## start
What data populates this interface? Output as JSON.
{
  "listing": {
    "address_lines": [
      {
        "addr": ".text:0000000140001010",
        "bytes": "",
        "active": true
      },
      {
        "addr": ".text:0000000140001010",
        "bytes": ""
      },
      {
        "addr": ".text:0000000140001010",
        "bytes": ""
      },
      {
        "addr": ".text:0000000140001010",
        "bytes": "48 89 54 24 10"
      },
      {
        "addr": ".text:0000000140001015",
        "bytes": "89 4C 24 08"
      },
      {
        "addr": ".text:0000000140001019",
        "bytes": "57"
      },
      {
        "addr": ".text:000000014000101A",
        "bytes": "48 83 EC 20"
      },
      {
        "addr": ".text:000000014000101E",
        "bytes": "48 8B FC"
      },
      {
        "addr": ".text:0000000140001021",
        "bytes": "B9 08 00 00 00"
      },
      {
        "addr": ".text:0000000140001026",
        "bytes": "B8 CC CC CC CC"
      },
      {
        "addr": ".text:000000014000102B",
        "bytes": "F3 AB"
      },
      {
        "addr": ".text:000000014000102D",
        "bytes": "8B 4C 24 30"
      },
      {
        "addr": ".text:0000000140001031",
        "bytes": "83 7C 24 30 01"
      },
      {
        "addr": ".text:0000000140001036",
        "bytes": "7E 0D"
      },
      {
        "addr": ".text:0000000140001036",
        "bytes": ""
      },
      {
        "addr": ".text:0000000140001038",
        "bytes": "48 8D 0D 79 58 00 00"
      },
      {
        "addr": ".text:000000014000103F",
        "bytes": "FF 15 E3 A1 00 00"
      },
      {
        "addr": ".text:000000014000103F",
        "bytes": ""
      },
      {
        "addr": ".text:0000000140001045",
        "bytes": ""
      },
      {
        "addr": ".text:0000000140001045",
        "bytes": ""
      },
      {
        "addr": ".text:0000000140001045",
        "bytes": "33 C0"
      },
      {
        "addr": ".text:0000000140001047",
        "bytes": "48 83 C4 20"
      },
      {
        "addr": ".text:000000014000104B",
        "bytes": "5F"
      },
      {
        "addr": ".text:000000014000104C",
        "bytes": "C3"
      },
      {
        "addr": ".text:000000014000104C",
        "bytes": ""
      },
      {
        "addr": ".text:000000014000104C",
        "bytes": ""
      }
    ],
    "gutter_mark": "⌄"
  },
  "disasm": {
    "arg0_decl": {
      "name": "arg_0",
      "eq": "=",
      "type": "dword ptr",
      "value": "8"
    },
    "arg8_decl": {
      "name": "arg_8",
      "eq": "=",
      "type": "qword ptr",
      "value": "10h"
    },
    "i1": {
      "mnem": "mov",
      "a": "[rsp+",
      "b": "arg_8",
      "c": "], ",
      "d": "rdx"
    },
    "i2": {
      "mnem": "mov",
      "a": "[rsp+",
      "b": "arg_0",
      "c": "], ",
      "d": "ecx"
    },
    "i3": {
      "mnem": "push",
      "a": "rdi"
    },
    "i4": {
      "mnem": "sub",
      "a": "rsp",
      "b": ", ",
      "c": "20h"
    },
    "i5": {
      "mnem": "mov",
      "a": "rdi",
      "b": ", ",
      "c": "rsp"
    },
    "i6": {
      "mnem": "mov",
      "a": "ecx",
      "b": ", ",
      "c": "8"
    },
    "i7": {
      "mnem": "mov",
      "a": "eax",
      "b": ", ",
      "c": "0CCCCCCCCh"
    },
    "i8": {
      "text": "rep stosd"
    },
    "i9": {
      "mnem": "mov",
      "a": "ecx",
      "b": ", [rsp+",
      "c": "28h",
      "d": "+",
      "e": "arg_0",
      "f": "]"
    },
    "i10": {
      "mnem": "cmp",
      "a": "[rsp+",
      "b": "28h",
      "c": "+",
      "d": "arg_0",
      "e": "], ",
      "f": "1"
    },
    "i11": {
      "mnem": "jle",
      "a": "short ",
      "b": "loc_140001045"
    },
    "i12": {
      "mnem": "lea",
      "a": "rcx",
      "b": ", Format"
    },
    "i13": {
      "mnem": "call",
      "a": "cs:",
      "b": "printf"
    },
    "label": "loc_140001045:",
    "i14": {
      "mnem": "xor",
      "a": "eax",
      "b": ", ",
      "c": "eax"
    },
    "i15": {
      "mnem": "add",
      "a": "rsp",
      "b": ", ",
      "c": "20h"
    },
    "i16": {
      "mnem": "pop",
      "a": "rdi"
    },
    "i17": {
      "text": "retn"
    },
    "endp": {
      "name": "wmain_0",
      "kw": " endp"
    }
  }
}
## end
PROBLEM:
Set down the material above again, word for word.

ANSWER TO THIS EXERCISE:
What data populates this interface? Output as JSON.
{
  "listing": {
    "address_lines": [
      {
        "addr": ".text:0000000140001010",
        "bytes": "",
        "active": true
      },
      {
        "addr": ".text:0000000140001010",
        "bytes": ""
      },
      {
        "addr": ".text:0000000140001010",
        "bytes": ""
      },
      {
        "addr": ".text:0000000140001010",
        "bytes": "48 89 54 24 10"
      },
      {
        "addr": ".text:0000000140001015",
        "bytes": "89 4C 24 08"
      },
      {
        "addr": ".text:0000000140001019",
        "bytes": "57"
      },
      {
        "addr": ".text:000000014000101A",
        "bytes": "48 83 EC 20"
      },
      {
        "addr": ".text:000000014000101E",
        "bytes": "48 8B FC"
      },
      {
        "addr": ".text:0000000140001021",
        "bytes": "B9 08 00 00 00"
      },
      {
        "addr": ".text:0000000140001026",
        "bytes": "B8 CC CC CC CC"
      },
      {
        "addr": ".text:000000014000102B",
        "bytes": "F3 AB"
      },
      {
        "addr": ".text:000000014000102D",
        "bytes": "8B 4C 24 30"
      },
      {
        "addr": ".text:0000000140001031",
        "bytes": "83 7C 24 30 01"
      },
      {
        "addr": ".text:0000000140001036",
        "bytes": "7E 0D"
      },
      {
        "addr": ".text:0000000140001036",
        "bytes": ""
      },
      {
        "addr": ".text:0000000140001038",
        "bytes": "48 8D 0D 79 58 00 00"
      },
      {
        "addr": ".text:000000014000103F",
        "bytes": "FF 15 E3 A1 00 00"
      },
      {
        "addr": ".text:000000014000103F",
        "bytes": ""
      },
      {
        "addr": ".text:0000000140001045",
        "bytes": ""
      },
      {
        "addr": ".text:0000000140001045",
        "bytes": ""
      },
      {
        "addr": ".text:0000000140001045",
        "bytes": "33 C0"
      },
      {
        "addr": ".text:0000000140001047",
        "bytes": "48 83 C4 20"
      },
      {
        "addr": ".text:000000014000104B",
        "bytes": "5F"
      },
      {
        "addr": ".text:000000014000104C",
        "bytes": "C3"
      },
      {
        "addr": ".text:000000014000104C",
        "bytes": ""
      },
      {
        "addr": ".text:000000014000104C",
        "bytes": ""
      }
    ],
    "gutter_mark": "⌄"
  },
  "disasm": {
    "arg0_decl": {
      "name": "arg_0",
      "eq": "=",
      "type": "dword ptr",
      "value": "8"
    },
    "arg8_decl": {
      "name": "arg_8",
      "eq": "=",
      "type": "qword ptr",
      "value": "10h"
    },
    "i1": {
      "mnem": "mov",
      "a": "[rsp+",
      "b": "arg_8",
      "c": "], ",
      "d": "rdx"
    },
    "i2": {
      "mnem": "mov",
      "a": "[rsp+",
      "b": "arg_0",
      "c": "], ",
      "d": "ecx"
    },
    "i3": {
      "mnem": "push",
      "a": "rdi"
    },
    "i4": {
      "mnem": "sub",
      "a": "rsp",
      "b": ", ",
      "c": "20h"
    },
    "i5": {
      "mnem": "mov",
      "a": "rdi",
      "b": ", ",
      "c": "rsp"
    },
    "i6": {
      "mnem": "mov",
      "a": "ecx",
      "b": ", ",
      "c": "8"
    },
    "i7": {
      "mnem": "mov",
      "a": "eax",
      "b": ", ",
      "c": "0CCCCCCCCh"
    },
    "i8": {
      "text": "rep stosd"
    },
    "i9": {
      "mnem": "mov",
      "a": "ecx",
      "b": ", [rsp+",
      "c": "28h",
      "d": "+",
      "e": "arg_0",
      "f": "]"
    },
    "i10": {
      "mnem": "cmp",
      "a": "[rsp+",
      "b": "28h",
      "c": "+",
      "d": "arg_0",
      "e": "], ",
      "f": "1"
    },
    "i11": {
      "mnem": "jle",
      "a": "short ",
      "b": "loc_140001045"
    },
    "i12": {
      "mnem": "lea",
      "a": "rcx",
      "b": ", Format"
    },
    "i13": {
      "mnem": "call",
      "a": "cs:",
      "b": "printf"
    },
    "label": "loc_140001045:",
    "i14": {
      "mnem": "xor",
      "a": "eax",
      "b": ", ",
      "c": "eax"
    },
    "i15": {
      "mnem": "add",
      "a": "rsp",
      "b": ", ",
      "c": "20h"
    },
    "i16": {
      "mnem": "pop",
      "a": "rdi"
    },
    "i17": {
      "text": "retn"
    },
    "endp": {
      "name": "wmain_0",
      "kw": " endp"
    }
  }
}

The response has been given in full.